**TEXT EXCERPT:**

------------------------------

Macron’s office said the changes were meant to accompany a new wave of long-anticipated reforms.

The 40-year-old French leader, elected last year on a platform to reform the French economy, has pledged to make changes to unemployment benefits and streamline the pension system by next summer.

Four other government members were replaced Tuesday, including the culture and agriculture ministers. The key members of the government, including the finance and foreign affairs ministers, retained their positions.

Macron also appointed new junior ministers focusing mainly on economic matters and fighting poverty.

The new jobs mean the size of the government expands to 34 members, split equally between men and women, from 29 before — excluding Prime Minister Edouard Philippe.

Often perceived as a “president of the rich” for cutting the taxes of the wealthy and pushing pro-business policies that favor investors and entrepreneurs, Macron is increasingly described by opponents as arrogant and aloof.

Critics also point to the low pace of economic growth and a high unemployment rate that is hovering slightly under 9 percent.

------------------------------

**DATA ENTRIES:**
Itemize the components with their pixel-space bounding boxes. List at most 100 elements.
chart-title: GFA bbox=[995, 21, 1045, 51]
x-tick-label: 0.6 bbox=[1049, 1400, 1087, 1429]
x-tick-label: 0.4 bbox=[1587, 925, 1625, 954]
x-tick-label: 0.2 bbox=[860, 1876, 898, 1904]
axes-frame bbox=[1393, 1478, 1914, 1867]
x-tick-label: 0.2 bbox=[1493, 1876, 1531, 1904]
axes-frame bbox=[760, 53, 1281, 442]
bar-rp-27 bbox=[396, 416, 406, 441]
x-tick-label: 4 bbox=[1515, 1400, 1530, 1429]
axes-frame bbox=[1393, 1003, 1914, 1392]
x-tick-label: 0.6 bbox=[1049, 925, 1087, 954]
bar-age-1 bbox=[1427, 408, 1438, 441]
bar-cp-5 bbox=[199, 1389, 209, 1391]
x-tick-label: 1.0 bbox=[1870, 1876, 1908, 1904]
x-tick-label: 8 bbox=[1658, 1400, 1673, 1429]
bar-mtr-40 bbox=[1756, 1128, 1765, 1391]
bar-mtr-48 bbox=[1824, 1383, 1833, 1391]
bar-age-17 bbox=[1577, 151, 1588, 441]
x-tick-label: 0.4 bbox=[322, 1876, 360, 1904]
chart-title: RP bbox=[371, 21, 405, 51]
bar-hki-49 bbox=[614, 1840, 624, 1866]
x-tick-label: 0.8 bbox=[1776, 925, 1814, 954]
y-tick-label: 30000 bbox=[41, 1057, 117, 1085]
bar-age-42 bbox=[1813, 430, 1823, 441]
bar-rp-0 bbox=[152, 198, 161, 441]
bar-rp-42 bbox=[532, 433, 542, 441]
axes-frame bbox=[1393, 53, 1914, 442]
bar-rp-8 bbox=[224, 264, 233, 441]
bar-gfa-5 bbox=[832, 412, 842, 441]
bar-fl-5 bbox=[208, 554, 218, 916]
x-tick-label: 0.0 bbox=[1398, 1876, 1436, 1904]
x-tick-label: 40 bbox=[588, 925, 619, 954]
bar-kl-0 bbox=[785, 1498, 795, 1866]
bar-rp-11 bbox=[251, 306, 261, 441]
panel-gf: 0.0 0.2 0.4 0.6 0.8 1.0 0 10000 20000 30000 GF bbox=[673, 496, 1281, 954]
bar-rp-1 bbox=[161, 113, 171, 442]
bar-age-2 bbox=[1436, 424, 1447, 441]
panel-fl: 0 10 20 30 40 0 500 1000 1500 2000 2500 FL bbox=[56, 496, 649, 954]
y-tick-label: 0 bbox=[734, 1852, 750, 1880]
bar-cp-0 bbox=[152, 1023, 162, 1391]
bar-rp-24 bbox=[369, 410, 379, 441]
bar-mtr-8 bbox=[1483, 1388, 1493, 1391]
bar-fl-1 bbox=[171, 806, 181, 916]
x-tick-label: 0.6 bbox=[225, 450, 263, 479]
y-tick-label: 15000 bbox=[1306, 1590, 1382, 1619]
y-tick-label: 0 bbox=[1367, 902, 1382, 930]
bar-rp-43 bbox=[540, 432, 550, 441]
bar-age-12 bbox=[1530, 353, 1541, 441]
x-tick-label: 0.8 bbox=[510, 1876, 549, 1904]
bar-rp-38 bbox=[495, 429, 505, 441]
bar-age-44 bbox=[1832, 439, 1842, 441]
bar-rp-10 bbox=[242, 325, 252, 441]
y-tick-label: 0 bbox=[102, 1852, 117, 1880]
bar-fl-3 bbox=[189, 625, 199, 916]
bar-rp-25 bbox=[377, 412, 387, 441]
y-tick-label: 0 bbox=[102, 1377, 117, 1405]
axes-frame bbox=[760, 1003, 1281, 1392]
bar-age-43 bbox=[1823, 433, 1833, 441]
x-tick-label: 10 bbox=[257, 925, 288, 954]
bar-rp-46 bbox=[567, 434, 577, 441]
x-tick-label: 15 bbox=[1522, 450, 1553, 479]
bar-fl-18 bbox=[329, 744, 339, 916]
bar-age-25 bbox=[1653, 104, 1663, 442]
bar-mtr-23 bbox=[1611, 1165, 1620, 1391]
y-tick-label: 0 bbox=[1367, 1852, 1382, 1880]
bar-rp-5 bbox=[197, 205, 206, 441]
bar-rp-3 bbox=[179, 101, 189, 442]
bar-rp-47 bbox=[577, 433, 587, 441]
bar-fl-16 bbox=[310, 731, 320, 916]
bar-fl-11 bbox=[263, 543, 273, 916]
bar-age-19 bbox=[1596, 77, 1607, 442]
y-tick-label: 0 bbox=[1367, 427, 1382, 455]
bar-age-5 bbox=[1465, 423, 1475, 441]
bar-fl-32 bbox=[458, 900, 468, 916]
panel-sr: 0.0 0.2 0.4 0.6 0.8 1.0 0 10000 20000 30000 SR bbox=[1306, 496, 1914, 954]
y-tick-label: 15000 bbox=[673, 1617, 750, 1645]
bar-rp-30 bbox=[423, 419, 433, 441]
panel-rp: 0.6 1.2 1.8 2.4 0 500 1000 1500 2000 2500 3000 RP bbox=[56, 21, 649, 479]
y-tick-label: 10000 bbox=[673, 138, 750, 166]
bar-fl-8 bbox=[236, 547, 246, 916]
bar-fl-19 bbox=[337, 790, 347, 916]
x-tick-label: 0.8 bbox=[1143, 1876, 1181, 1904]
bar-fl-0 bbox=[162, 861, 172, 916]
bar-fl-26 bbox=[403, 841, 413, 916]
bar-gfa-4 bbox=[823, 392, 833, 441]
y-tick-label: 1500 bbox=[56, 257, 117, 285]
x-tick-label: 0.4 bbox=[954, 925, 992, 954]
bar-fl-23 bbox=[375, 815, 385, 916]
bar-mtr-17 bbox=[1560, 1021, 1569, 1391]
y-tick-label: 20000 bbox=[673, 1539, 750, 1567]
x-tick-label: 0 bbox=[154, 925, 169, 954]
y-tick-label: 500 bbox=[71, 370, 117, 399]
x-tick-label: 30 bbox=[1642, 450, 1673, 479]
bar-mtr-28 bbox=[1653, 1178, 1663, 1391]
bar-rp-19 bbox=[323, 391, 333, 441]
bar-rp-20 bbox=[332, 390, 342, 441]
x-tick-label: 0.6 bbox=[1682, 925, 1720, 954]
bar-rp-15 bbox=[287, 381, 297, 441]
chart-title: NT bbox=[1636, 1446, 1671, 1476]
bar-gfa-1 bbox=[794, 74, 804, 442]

------------------------------

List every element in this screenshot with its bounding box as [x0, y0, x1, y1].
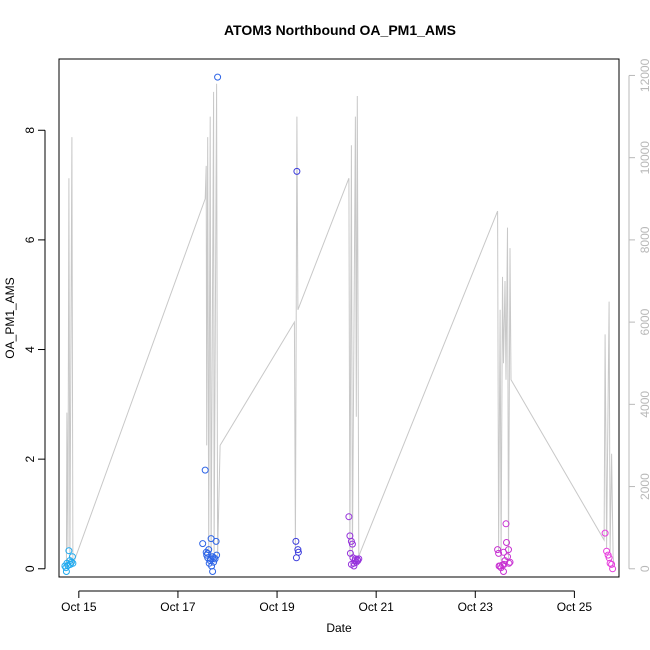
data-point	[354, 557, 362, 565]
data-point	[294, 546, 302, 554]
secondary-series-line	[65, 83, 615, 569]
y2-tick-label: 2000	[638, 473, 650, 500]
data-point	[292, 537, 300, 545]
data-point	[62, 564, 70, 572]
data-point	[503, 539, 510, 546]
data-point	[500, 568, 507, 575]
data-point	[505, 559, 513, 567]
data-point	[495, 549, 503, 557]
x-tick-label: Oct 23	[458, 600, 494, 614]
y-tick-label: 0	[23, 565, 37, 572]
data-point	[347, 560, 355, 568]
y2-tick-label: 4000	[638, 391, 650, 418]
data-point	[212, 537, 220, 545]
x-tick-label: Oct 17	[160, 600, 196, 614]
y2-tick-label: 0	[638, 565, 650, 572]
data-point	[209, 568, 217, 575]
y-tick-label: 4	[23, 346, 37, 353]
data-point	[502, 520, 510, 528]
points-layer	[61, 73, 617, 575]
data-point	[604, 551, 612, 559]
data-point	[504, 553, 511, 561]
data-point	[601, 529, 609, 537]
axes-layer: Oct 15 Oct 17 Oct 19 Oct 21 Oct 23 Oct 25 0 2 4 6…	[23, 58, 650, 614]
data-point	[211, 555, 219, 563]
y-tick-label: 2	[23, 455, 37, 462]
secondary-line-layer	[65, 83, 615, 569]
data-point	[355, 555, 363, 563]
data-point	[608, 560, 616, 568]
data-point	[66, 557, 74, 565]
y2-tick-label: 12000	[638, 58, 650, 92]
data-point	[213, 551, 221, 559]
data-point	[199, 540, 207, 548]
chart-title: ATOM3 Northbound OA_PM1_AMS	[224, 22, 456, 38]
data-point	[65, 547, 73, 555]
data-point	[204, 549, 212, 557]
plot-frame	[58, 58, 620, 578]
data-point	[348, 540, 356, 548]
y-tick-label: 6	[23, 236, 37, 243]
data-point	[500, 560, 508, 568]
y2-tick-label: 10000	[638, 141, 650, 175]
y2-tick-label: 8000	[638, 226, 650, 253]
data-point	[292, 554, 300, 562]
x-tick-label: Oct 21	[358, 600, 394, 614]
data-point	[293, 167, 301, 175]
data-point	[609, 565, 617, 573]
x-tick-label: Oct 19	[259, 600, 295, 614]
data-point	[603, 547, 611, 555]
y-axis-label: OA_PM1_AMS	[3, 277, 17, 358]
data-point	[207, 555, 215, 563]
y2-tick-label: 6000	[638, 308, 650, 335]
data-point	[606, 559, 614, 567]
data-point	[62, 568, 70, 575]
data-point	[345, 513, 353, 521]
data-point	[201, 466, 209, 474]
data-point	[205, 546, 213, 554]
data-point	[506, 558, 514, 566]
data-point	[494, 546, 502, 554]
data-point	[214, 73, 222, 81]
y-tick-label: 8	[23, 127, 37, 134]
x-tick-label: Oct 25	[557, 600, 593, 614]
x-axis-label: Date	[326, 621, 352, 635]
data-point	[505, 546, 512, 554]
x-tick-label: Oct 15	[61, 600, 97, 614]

------------------------------

**GOAL OF THE EXERCISE:**
Can you copy out the whole passage on Macron's government changes, word for word?

**COMPLETED EXERCISE:**
Macron’s office said the changes were meant to accompany a new wave of long-anticipated reforms.

The 40-year-old French leader, elected last year on a platform to reform the French economy, has pledged to make changes to unemployment benefits and streamline the pension system by next summer.

Four other government members were replaced Tuesday, including the culture and agriculture ministers. The key members of the government, including the finance and foreign affairs ministers, retained their positions.

Macron also appointed new junior ministers focusing mainly on economic matters and fighting poverty.

The new jobs mean the size of the government expands to 34 members, split equally between men and women, from 29 before — excluding Prime Minister Edouard Philippe.

Often perceived as a “president of the rich” for cutting the taxes of the wealthy and pushing pro-business policies that favor investors and entrepreneurs, Macron is increasingly described by opponents as arrogant and aloof.

Critics also point to the low pace of economic growth and a high unemployment rate that is hovering slightly under 9 percent.